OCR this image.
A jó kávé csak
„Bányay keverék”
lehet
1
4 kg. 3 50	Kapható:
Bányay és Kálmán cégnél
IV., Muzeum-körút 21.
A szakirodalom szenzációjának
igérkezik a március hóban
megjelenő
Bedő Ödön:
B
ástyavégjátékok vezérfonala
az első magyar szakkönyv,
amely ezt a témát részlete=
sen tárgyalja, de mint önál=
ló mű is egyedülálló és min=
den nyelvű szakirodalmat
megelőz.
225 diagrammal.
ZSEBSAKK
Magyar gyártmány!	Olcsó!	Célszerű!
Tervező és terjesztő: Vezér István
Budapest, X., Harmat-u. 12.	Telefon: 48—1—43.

* * *

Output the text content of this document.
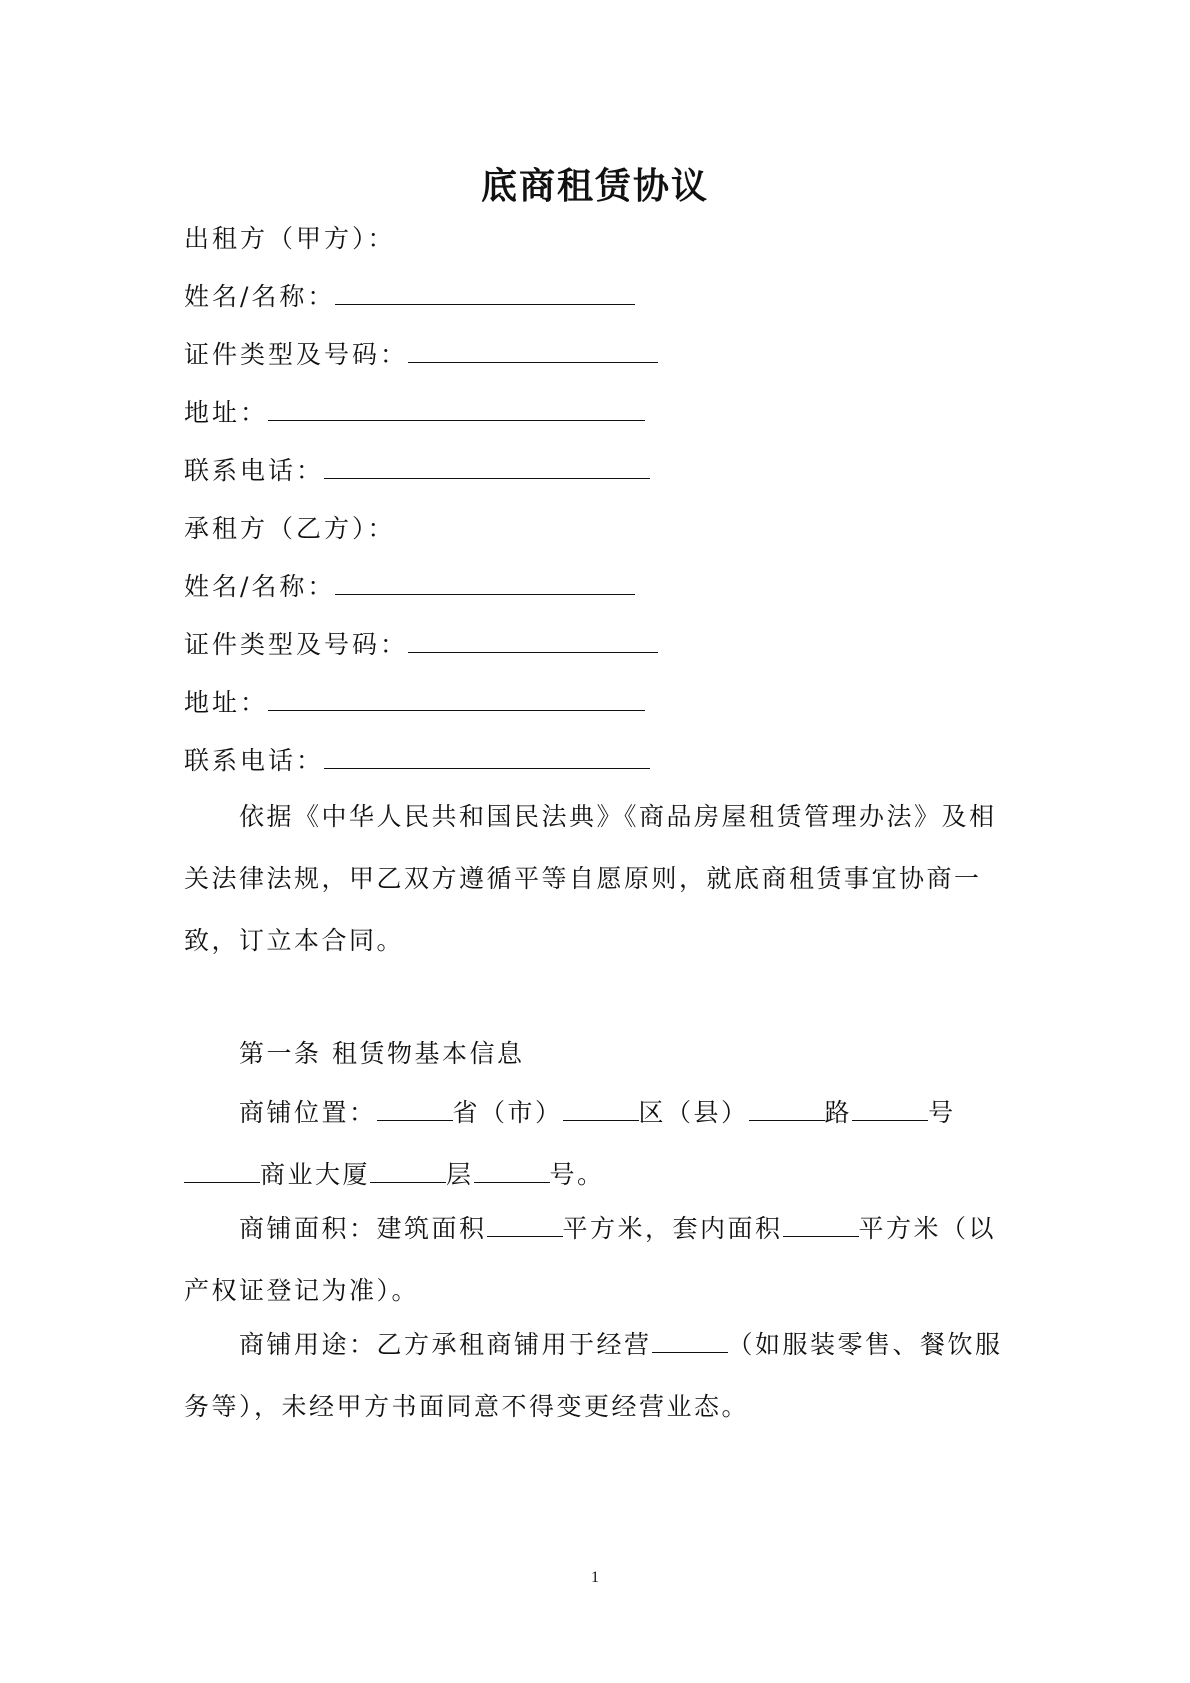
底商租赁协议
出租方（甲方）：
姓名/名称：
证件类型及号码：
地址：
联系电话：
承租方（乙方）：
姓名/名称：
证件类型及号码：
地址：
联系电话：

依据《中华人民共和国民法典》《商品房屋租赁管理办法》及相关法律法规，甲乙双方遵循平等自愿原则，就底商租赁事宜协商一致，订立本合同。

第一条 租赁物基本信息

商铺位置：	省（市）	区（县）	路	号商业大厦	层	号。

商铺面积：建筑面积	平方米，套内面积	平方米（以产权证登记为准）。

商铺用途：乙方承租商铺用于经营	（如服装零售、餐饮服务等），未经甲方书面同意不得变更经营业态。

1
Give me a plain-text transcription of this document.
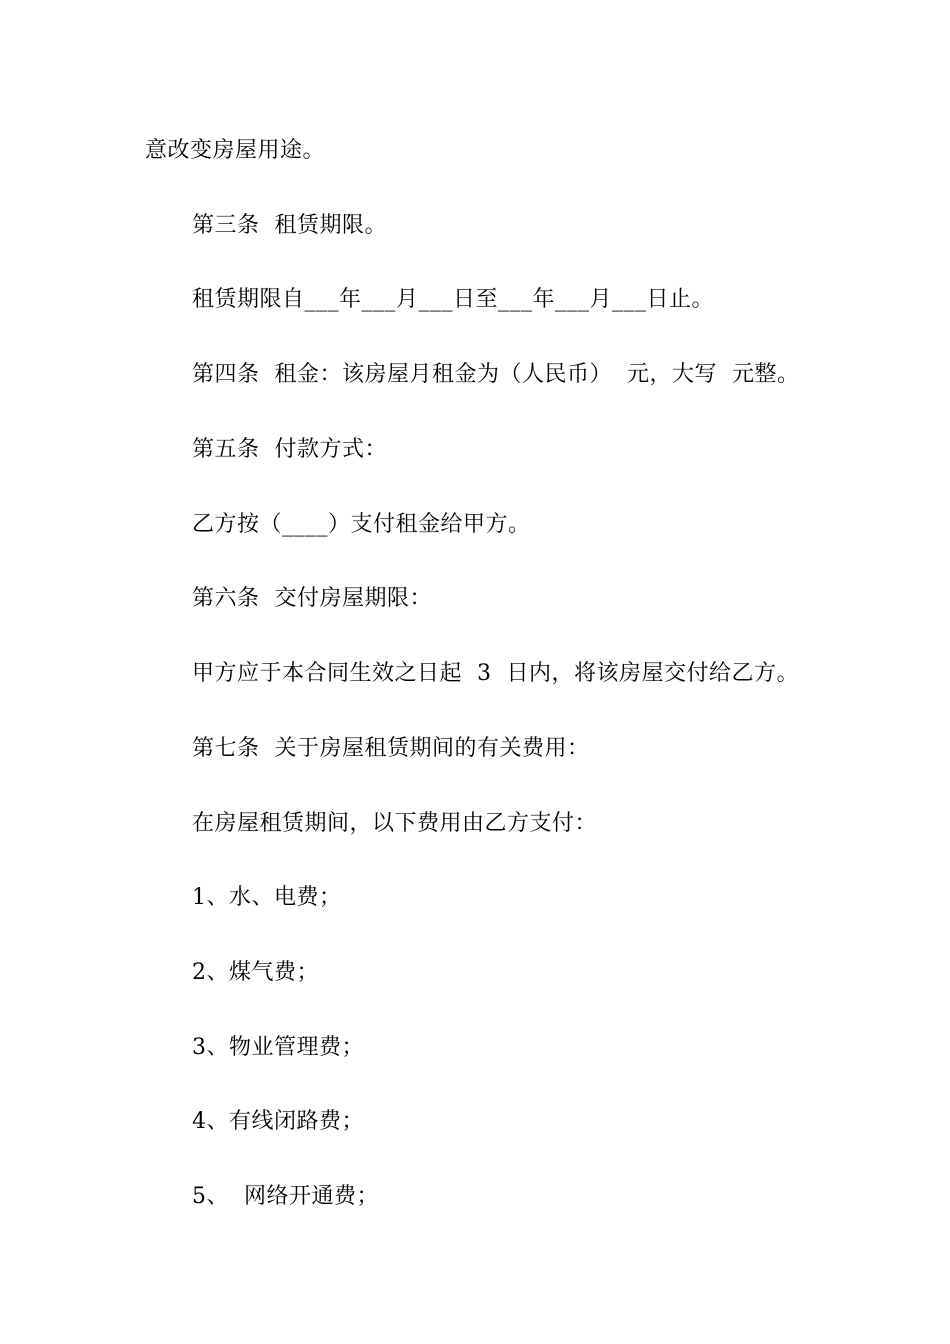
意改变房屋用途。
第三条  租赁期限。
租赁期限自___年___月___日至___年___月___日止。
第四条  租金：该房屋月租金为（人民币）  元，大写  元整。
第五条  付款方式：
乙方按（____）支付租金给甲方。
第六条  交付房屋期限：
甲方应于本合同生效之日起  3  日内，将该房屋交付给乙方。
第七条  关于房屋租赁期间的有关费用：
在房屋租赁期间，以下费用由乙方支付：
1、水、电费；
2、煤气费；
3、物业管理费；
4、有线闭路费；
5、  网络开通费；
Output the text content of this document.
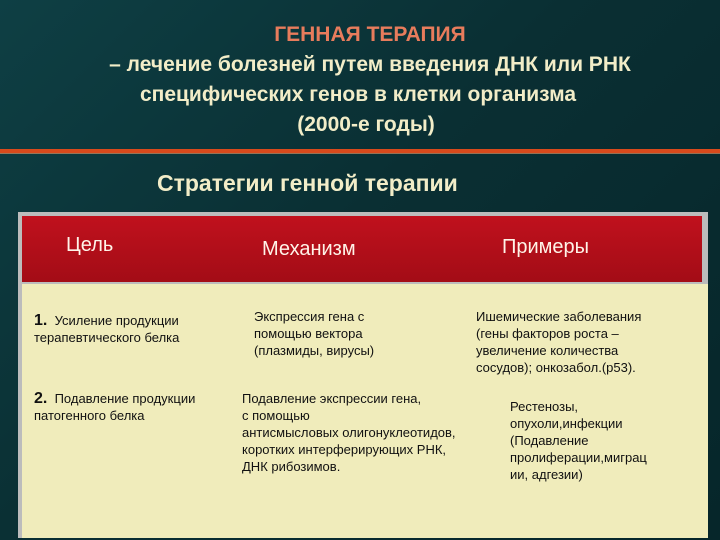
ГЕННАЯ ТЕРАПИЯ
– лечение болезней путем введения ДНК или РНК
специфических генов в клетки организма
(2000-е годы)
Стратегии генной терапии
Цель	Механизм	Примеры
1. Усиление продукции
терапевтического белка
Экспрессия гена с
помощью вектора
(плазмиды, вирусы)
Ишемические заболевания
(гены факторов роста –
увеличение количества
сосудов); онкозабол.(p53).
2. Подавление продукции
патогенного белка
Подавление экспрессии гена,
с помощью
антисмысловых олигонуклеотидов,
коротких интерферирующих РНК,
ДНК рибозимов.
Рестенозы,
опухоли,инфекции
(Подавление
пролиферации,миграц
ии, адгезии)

GIVEN PROBLEM – Find each line holding the word "Bányay" and copy it.

RESPONSE –
„Bányay keverék”
Bányay és Kálmán cégnél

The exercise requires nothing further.